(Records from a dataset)
## START

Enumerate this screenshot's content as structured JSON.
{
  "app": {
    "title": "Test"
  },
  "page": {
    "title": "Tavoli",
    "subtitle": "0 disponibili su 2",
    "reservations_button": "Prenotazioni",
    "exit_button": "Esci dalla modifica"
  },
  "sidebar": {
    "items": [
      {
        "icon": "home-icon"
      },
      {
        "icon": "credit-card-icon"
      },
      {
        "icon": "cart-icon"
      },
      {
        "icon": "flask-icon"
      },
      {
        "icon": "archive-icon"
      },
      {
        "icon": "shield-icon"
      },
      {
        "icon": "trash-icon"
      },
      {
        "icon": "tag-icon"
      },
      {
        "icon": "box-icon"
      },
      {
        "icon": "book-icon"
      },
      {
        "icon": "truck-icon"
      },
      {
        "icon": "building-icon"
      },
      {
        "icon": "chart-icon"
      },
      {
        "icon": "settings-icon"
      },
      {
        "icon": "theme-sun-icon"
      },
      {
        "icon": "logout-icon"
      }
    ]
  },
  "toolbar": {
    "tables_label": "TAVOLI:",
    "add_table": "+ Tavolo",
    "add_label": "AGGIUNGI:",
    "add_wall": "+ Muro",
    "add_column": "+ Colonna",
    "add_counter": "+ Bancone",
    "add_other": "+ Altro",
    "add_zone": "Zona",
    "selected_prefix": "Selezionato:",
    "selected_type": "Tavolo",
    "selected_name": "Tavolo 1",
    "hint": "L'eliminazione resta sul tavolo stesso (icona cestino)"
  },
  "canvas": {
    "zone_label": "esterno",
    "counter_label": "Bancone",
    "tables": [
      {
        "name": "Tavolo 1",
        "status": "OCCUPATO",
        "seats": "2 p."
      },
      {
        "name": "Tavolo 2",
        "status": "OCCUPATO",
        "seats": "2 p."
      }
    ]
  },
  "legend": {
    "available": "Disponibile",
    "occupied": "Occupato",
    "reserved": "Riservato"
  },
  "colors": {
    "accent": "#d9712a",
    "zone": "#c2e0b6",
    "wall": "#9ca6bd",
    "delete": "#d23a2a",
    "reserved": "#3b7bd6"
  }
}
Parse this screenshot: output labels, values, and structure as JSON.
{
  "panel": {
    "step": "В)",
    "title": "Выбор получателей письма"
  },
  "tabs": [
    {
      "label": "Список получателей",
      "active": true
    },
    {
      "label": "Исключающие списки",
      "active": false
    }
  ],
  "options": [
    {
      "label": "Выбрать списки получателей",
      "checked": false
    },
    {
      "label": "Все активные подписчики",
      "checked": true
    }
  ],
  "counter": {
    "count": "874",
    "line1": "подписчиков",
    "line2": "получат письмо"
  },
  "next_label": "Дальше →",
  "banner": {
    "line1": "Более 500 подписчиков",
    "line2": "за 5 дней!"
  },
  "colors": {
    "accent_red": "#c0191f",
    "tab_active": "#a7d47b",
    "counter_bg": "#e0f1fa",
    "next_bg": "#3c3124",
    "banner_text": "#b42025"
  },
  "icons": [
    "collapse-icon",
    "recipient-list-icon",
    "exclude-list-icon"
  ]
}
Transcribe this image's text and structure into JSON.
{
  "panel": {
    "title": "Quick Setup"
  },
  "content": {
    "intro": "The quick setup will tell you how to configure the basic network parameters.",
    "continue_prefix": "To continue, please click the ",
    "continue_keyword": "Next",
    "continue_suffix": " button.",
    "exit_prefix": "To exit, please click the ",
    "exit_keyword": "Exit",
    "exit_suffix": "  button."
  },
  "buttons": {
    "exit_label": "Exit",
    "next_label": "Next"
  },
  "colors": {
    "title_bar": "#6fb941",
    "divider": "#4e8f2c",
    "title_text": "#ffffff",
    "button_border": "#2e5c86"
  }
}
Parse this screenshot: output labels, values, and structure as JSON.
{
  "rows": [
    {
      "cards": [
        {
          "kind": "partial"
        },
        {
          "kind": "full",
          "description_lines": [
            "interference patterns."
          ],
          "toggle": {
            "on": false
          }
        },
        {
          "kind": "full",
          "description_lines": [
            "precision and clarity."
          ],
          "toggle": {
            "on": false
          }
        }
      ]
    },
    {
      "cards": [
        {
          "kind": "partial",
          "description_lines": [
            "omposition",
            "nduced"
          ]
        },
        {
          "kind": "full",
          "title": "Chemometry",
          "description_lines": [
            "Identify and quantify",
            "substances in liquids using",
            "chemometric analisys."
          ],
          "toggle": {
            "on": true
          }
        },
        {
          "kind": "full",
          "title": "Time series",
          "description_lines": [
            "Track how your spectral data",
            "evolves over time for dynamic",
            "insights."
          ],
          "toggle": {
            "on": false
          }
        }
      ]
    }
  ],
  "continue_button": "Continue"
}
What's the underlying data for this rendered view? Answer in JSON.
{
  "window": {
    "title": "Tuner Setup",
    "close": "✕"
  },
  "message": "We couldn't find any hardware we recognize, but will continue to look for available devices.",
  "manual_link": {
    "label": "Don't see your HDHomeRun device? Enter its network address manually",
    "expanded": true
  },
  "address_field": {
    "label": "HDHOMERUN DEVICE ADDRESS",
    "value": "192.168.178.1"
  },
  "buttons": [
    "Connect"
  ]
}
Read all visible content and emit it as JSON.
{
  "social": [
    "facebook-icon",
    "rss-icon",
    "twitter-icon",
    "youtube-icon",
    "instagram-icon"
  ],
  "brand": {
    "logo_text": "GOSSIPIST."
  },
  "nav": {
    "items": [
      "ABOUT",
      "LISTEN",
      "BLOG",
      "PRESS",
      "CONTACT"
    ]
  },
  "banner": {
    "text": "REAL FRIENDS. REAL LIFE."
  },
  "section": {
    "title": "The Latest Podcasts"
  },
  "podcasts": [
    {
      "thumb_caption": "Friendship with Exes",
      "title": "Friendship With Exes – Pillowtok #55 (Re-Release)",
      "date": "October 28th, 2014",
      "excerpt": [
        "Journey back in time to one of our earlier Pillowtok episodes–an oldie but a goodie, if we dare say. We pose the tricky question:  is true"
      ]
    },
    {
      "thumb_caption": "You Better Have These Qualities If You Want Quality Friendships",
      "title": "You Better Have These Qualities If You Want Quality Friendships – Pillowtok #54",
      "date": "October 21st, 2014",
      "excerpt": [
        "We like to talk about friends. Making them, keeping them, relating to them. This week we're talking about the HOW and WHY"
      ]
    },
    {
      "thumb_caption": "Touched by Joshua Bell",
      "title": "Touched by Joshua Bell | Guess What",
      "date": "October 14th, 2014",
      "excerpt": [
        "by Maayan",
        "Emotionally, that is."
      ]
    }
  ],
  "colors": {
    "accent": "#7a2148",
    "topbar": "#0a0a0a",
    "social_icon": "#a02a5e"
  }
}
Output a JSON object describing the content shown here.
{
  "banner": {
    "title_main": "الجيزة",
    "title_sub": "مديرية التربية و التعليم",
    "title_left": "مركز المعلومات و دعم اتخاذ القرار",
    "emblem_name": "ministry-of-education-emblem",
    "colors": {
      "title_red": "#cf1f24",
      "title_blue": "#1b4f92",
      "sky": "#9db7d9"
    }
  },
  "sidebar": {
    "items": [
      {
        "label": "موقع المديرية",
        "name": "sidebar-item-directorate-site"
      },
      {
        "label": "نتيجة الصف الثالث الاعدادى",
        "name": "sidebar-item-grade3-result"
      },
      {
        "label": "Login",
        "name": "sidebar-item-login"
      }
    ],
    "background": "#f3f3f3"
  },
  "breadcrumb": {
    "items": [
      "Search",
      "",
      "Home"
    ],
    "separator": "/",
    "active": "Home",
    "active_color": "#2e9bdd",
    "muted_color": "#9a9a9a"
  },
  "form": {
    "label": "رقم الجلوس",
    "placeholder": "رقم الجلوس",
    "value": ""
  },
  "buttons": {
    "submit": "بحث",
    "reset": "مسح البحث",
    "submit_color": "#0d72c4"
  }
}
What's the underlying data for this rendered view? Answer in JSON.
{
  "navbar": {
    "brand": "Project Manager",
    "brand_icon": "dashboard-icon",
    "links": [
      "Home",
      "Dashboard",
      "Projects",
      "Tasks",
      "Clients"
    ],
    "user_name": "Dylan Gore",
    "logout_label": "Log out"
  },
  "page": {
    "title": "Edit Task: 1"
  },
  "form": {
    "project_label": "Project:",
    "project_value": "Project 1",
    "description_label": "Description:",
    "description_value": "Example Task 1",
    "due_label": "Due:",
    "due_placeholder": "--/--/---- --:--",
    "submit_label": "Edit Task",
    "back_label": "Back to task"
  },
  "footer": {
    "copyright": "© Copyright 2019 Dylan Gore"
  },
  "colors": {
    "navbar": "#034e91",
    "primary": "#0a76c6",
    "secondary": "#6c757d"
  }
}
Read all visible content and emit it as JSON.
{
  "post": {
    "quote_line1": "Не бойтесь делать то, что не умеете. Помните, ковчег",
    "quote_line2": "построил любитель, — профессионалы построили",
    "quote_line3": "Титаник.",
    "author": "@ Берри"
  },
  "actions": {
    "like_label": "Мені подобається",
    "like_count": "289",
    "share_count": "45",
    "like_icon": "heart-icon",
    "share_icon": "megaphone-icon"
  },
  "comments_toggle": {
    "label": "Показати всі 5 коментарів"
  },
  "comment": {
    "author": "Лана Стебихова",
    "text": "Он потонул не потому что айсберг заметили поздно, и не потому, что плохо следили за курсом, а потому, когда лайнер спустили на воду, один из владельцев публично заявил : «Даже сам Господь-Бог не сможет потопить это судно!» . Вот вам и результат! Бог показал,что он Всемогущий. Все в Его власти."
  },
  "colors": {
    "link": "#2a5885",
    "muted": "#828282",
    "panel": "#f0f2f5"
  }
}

## END

▸ **SHORT EXERCISE**
Collect each line above holding the string "Joshua".

▸ **COMPLETED TASK**
      "thumb_caption": "Touched by Joshua Bell",
      "title": "Touched by Joshua Bell | Guess What",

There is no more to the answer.